● **Set problem**
Locate the word "contact" in the entries below, then gather every line that holds it.

[Saved entries]
* * *
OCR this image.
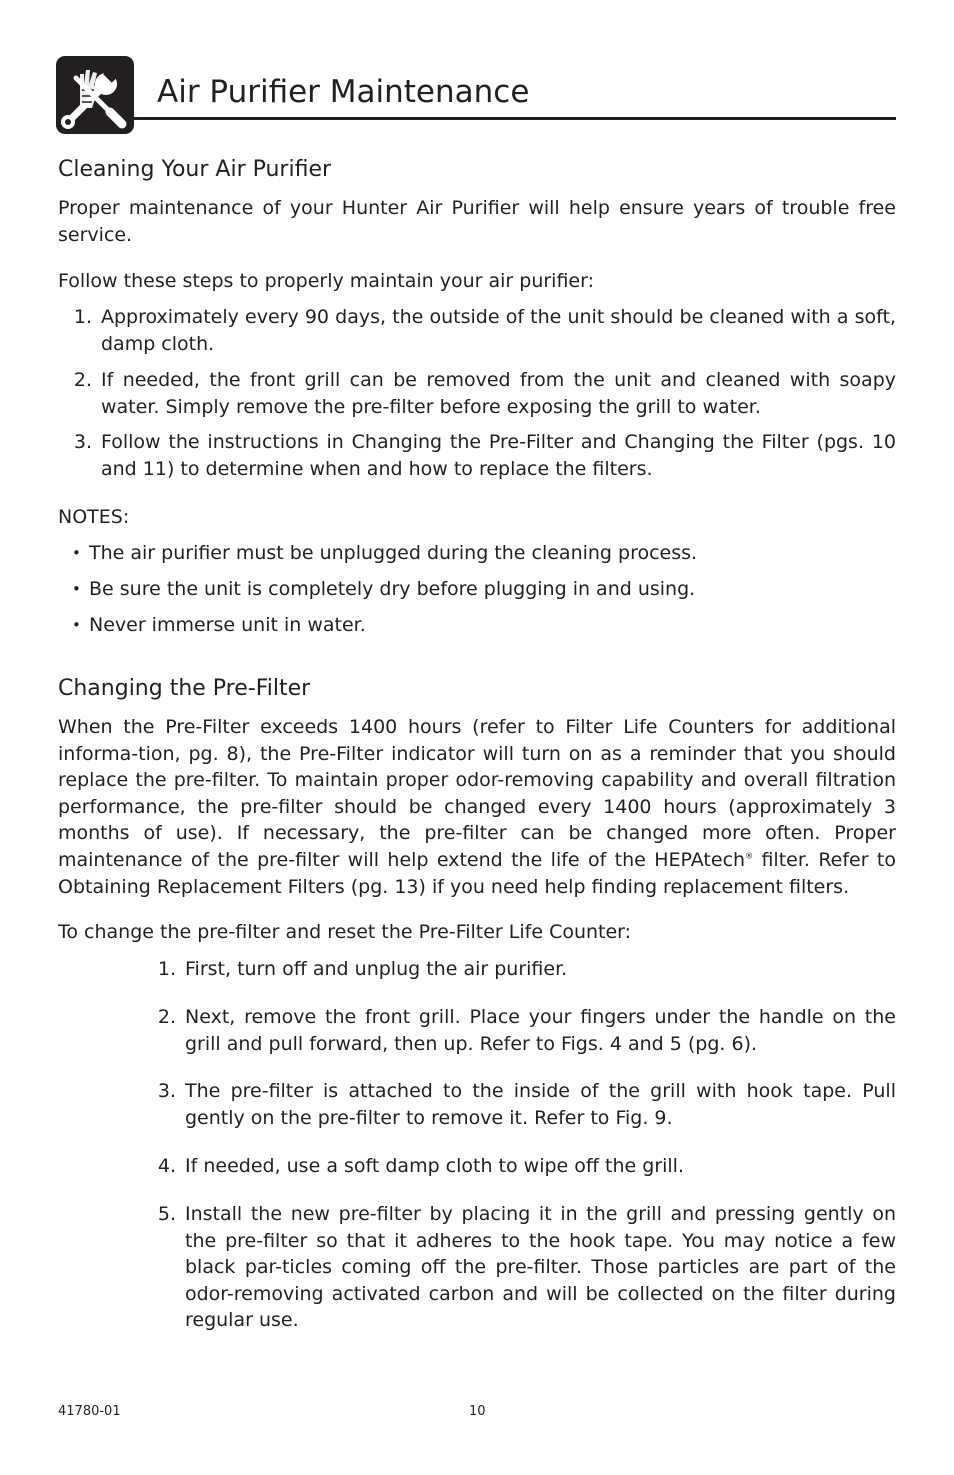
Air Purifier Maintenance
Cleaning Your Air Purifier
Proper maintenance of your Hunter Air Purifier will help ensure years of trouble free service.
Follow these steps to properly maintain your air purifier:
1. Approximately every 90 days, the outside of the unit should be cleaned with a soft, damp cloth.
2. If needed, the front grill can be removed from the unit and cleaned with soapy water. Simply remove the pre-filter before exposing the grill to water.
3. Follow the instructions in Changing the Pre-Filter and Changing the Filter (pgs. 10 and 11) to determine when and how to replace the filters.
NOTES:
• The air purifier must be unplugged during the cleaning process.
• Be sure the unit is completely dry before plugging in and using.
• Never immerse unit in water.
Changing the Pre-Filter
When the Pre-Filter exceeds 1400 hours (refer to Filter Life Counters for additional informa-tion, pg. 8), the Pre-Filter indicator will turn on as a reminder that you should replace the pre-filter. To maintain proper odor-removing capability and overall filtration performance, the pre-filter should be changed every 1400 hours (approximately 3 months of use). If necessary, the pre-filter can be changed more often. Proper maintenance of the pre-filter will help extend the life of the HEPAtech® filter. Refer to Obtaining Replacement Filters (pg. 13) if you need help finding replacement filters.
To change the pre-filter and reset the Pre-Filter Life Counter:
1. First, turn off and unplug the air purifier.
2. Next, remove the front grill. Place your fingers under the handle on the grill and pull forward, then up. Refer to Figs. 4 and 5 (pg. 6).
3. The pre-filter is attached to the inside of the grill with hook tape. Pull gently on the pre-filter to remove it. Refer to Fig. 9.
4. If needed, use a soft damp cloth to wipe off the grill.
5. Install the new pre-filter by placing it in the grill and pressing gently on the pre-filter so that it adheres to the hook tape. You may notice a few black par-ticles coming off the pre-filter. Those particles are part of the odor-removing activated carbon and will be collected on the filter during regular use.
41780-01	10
* * *
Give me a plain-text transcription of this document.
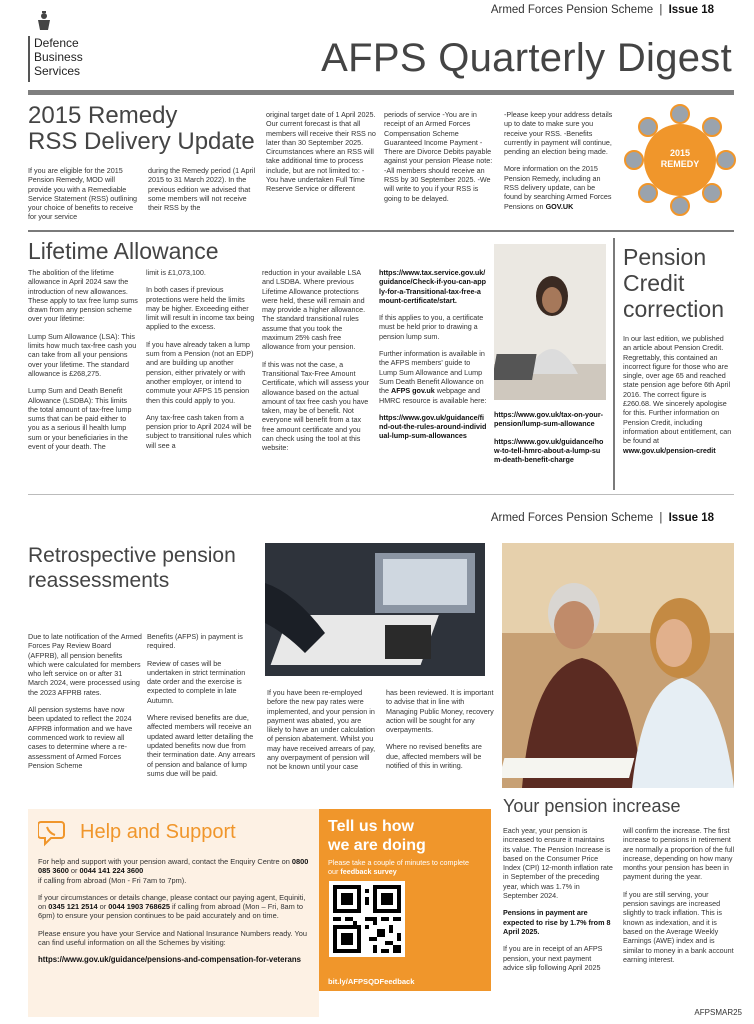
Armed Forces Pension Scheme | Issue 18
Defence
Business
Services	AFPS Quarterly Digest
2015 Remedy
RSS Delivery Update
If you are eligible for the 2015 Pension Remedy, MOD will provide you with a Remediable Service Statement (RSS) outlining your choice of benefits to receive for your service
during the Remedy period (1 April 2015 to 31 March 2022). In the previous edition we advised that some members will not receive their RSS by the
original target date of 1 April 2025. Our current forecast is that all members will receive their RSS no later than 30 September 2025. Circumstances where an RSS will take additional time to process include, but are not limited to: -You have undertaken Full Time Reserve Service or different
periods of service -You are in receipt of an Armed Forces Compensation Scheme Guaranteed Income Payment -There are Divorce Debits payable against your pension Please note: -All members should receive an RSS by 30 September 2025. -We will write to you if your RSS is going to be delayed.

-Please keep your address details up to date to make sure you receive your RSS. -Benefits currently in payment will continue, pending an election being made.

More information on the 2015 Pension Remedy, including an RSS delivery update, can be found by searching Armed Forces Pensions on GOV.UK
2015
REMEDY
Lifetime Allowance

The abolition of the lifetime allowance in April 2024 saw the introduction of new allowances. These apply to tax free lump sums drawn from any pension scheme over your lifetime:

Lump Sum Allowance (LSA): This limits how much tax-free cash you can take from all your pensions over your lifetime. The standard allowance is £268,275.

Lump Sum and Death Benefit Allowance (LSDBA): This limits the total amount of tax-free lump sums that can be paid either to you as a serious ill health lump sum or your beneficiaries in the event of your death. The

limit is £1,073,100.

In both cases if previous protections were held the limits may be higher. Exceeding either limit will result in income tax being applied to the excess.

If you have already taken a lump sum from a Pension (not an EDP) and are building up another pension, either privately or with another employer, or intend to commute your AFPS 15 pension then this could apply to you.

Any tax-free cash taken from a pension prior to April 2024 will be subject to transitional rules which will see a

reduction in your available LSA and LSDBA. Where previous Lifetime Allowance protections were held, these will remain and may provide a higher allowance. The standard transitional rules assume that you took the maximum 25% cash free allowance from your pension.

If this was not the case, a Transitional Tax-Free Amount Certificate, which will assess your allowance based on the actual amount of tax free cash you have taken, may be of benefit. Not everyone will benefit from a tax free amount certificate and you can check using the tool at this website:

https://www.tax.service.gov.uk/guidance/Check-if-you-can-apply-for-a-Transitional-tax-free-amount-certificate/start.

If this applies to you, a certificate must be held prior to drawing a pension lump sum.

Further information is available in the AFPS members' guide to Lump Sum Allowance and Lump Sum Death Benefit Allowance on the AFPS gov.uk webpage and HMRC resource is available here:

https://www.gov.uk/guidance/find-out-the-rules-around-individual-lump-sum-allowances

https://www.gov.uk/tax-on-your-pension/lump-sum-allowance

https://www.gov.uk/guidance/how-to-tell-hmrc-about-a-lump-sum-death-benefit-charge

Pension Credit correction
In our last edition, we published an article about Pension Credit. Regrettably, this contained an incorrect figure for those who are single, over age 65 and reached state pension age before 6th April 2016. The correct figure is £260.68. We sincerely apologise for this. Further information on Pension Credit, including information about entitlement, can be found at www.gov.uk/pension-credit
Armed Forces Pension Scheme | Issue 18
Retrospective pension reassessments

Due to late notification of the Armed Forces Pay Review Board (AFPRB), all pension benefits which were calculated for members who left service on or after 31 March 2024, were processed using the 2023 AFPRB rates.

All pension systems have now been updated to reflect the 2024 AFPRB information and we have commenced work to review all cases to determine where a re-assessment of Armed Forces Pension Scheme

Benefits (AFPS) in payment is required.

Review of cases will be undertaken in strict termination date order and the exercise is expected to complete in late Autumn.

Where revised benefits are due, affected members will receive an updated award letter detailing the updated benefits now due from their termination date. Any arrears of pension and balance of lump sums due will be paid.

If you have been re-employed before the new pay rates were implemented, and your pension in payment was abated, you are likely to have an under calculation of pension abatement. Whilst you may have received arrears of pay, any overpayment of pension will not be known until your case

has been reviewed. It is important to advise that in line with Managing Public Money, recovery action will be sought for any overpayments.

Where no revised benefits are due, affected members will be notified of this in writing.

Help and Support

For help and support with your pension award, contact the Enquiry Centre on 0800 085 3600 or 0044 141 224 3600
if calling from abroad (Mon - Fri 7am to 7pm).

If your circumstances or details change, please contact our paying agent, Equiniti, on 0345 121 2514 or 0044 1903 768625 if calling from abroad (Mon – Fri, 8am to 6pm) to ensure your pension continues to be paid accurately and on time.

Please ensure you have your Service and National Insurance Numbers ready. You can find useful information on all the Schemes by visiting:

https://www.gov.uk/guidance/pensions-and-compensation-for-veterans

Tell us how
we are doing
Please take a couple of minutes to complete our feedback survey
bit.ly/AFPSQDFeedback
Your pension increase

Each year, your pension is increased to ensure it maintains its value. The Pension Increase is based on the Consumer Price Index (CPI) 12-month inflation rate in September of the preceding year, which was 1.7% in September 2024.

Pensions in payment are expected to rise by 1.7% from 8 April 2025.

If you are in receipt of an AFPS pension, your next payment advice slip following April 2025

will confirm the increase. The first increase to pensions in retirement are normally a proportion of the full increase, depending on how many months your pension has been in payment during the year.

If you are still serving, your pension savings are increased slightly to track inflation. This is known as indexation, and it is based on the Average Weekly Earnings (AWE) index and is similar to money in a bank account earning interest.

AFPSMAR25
* * *
● **Answer for this exercise**
For help and support with your pension award, contact the Enquiry Centre on 0800 085 3600 or 0044 141 224 3600
If your circumstances or details change, please contact our paying agent, Equiniti, on 0345 121 2514 or 0044 1903 768625 if calling from abroad (Mon – Fri, 8am to 6pm) to ensure your pension continues to be paid accurately and on time.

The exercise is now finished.